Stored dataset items
* * *

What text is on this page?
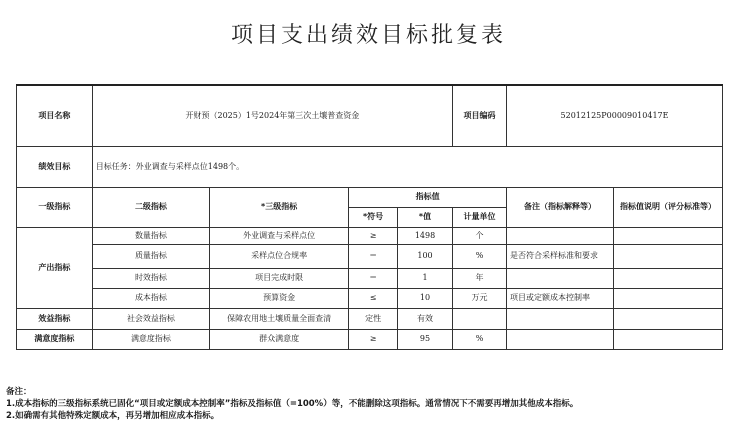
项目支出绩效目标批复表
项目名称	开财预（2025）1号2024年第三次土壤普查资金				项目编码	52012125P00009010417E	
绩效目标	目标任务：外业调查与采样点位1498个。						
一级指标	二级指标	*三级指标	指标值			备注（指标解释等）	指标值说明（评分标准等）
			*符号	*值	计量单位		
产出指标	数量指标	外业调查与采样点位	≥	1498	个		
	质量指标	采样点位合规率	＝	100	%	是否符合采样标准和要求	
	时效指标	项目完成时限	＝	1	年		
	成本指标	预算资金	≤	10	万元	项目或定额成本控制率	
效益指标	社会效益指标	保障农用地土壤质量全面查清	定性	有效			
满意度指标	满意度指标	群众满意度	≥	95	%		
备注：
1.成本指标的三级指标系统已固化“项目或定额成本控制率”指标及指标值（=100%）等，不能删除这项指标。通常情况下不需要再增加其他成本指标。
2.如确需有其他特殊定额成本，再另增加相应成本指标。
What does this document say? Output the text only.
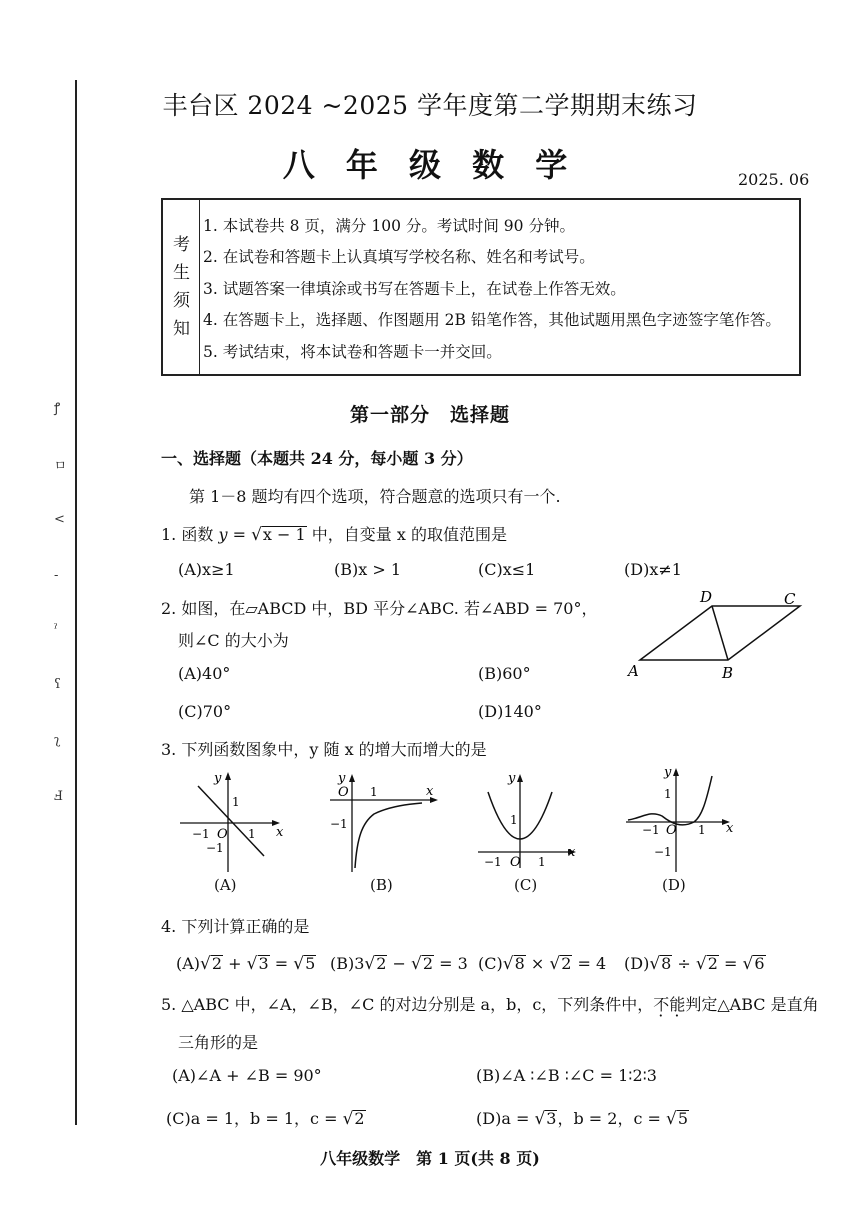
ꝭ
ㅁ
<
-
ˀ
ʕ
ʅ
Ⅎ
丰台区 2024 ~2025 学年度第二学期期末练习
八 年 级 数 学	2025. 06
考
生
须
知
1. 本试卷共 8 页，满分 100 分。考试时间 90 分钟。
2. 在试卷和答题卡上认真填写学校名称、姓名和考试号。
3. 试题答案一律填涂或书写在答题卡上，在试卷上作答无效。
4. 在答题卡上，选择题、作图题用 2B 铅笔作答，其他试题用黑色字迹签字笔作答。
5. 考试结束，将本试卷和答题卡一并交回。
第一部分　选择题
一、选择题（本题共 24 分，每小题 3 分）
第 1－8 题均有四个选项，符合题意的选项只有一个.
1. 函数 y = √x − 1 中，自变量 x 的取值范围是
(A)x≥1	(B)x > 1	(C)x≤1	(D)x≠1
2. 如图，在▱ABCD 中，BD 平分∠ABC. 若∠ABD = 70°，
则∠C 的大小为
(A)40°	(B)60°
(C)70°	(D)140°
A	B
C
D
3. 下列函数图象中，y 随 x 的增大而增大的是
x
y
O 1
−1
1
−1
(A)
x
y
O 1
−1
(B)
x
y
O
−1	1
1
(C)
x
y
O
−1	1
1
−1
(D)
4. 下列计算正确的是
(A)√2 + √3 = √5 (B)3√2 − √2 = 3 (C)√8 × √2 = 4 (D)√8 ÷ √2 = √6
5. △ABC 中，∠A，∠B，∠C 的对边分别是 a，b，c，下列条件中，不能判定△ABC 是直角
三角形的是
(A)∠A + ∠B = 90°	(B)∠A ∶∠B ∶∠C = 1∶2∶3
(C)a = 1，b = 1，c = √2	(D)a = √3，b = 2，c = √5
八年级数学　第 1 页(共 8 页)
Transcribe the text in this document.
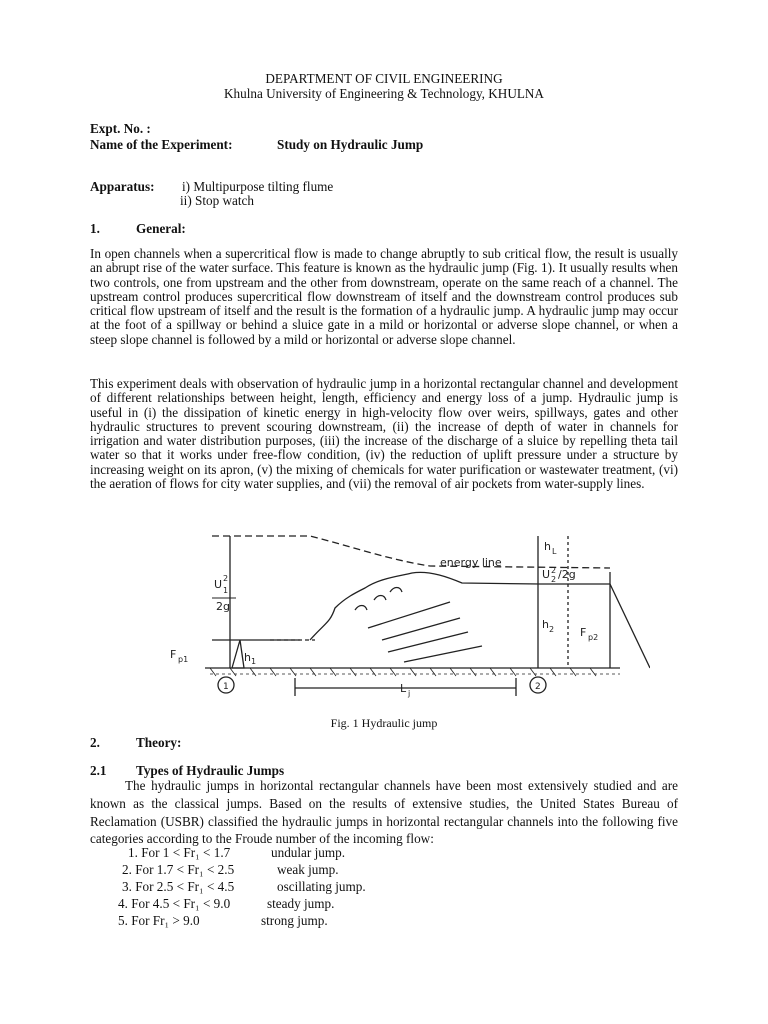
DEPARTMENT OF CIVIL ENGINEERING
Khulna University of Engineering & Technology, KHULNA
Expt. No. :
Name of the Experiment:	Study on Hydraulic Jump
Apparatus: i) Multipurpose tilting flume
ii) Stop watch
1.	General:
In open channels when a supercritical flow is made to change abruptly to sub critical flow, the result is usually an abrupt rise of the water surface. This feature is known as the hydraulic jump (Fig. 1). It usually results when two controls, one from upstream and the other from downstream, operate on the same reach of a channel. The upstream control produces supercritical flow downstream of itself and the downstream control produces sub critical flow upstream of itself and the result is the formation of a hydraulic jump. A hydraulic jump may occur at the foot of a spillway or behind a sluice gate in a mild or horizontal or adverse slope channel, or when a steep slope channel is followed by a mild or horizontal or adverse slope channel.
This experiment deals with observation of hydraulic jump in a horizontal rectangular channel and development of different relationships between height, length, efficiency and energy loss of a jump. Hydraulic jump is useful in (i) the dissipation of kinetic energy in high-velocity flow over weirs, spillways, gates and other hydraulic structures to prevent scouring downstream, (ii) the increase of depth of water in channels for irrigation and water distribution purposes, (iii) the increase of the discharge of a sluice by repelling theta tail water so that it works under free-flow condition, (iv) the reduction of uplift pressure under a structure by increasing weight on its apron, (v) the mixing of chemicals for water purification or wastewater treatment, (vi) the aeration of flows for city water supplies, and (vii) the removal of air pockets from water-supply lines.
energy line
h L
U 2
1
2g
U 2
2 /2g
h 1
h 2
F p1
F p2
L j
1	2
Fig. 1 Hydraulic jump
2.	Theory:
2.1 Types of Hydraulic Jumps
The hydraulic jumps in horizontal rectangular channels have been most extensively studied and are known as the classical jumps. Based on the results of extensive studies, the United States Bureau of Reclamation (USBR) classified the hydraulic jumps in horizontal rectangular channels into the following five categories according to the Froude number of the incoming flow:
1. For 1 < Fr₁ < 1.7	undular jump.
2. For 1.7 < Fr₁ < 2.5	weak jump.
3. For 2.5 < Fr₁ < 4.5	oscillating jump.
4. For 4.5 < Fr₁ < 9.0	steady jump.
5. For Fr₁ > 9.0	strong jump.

* * *

■ EXERCISE REQUIREMENTS: Each record must be quoted in full and exactly. Do not include the pictures.

■ TASK ANSWER:
What text is on this page?
项目支出绩效目标批复表
项目名称	开财预（2025）1号2024年第三次土壤普查资金				项目编码	52012125P00009010417E	
绩效目标	目标任务：外业调查与采样点位1498个。						
一级指标	二级指标	*三级指标	指标值			备注（指标解释等）	指标值说明（评分标准等）
			*符号	*值	计量单位		
产出指标	数量指标	外业调查与采样点位	≥	1498	个		
	质量指标	采样点位合规率	＝	100	%	是否符合采样标准和要求	
	时效指标	项目完成时限	＝	1	年		
	成本指标	预算资金	≤	10	万元	项目或定额成本控制率	
效益指标	社会效益指标	保障农用地土壤质量全面查清	定性	有效			
满意度指标	满意度指标	群众满意度	≥	95	%		
备注：
1.成本指标的三级指标系统已固化“项目或定额成本控制率”指标及指标值（=100%）等，不能删除这项指标。通常情况下不需要再增加其他成本指标。
2.如确需有其他特殊定额成本，再另增加相应成本指标。
What does this document say? Output the text only.
ꝭ
ㅁ
<
-
ˀ
ʕ
ʅ
Ⅎ
丰台区 2024 ~2025 学年度第二学期期末练习
八 年 级 数 学	2025. 06
考
生
须
知
1. 本试卷共 8 页，满分 100 分。考试时间 90 分钟。
2. 在试卷和答题卡上认真填写学校名称、姓名和考试号。
3. 试题答案一律填涂或书写在答题卡上，在试卷上作答无效。
4. 在答题卡上，选择题、作图题用 2B 铅笔作答，其他试题用黑色字迹签字笔作答。
5. 考试结束，将本试卷和答题卡一并交回。
第一部分　选择题
一、选择题（本题共 24 分，每小题 3 分）
第 1－8 题均有四个选项，符合题意的选项只有一个.
1. 函数 y = √x − 1 中，自变量 x 的取值范围是
(A)x≥1	(B)x > 1	(C)x≤1	(D)x≠1
2. 如图，在▱ABCD 中，BD 平分∠ABC. 若∠ABD = 70°，
则∠C 的大小为
(A)40°	(B)60°
(C)70°	(D)140°
A	B
C
D
3. 下列函数图象中，y 随 x 的增大而增大的是
x
y
O 1
−1
1
−1
(A)
x
y
O 1
−1
(B)
x
y
O
−1	1
1
(C)
x
y
O
−1	1
1
−1
(D)
4. 下列计算正确的是
(A)√2 + √3 = √5 (B)3√2 − √2 = 3 (C)√8 × √2 = 4 (D)√8 ÷ √2 = √6
5. △ABC 中，∠A，∠B，∠C 的对边分别是 a，b，c，下列条件中，不能判定△ABC 是直角
三角形的是
(A)∠A + ∠B = 90°	(B)∠A ∶∠B ∶∠C = 1∶2∶3
(C)a = 1，b = 1，c = √2	(D)a = √3，b = 2，c = √5
八年级数学　第 1 页(共 8 页)
Transcribe the text in this document.
DEPARTMENT OF CIVIL ENGINEERING
Khulna University of Engineering & Technology, KHULNA
Expt. No. :
Name of the Experiment:	Study on Hydraulic Jump
Apparatus: i) Multipurpose tilting flume
ii) Stop watch
1.	General:
In open channels when a supercritical flow is made to change abruptly to sub critical flow, the result is usually an abrupt rise of the water surface. This feature is known as the hydraulic jump (Fig. 1). It usually results when two controls, one from upstream and the other from downstream, operate on the same reach of a channel. The upstream control produces supercritical flow downstream of itself and the downstream control produces sub critical flow upstream of itself and the result is the formation of a hydraulic jump. A hydraulic jump may occur at the foot of a spillway or behind a sluice gate in a mild or horizontal or adverse slope channel, or when a steep slope channel is followed by a mild or horizontal or adverse slope channel.
This experiment deals with observation of hydraulic jump in a horizontal rectangular channel and development of different relationships between height, length, efficiency and energy loss of a jump. Hydraulic jump is useful in (i) the dissipation of kinetic energy in high-velocity flow over weirs, spillways, gates and other hydraulic structures to prevent scouring downstream, (ii) the increase of depth of water in channels for irrigation and water distribution purposes, (iii) the increase of the discharge of a sluice by repelling theta tail water so that it works under free-flow condition, (iv) the reduction of uplift pressure under a structure by increasing weight on its apron, (v) the mixing of chemicals for water purification or wastewater treatment, (vi) the aeration of flows for city water supplies, and (vii) the removal of air pockets from water-supply lines.
energy line
h L
U 2
1
2g
U 2
2 /2g
h 1
h 2
F p1
F p2
L j
1	2
Fig. 1 Hydraulic jump
2.	Theory:
2.1 Types of Hydraulic Jumps
The hydraulic jumps in horizontal rectangular channels have been most extensively studied and are known as the classical jumps. Based on the results of extensive studies, the United States Bureau of Reclamation (USBR) classified the hydraulic jumps in horizontal rectangular channels into the following five categories according to the Froude number of the incoming flow:
1. For 1 < Fr₁ < 1.7	undular jump.
2. For 1.7 < Fr₁ < 2.5	weak jump.
3. For 2.5 < Fr₁ < 4.5	oscillating jump.
4. For 4.5 < Fr₁ < 9.0	steady jump.
5. For Fr₁ > 9.0	strong jump.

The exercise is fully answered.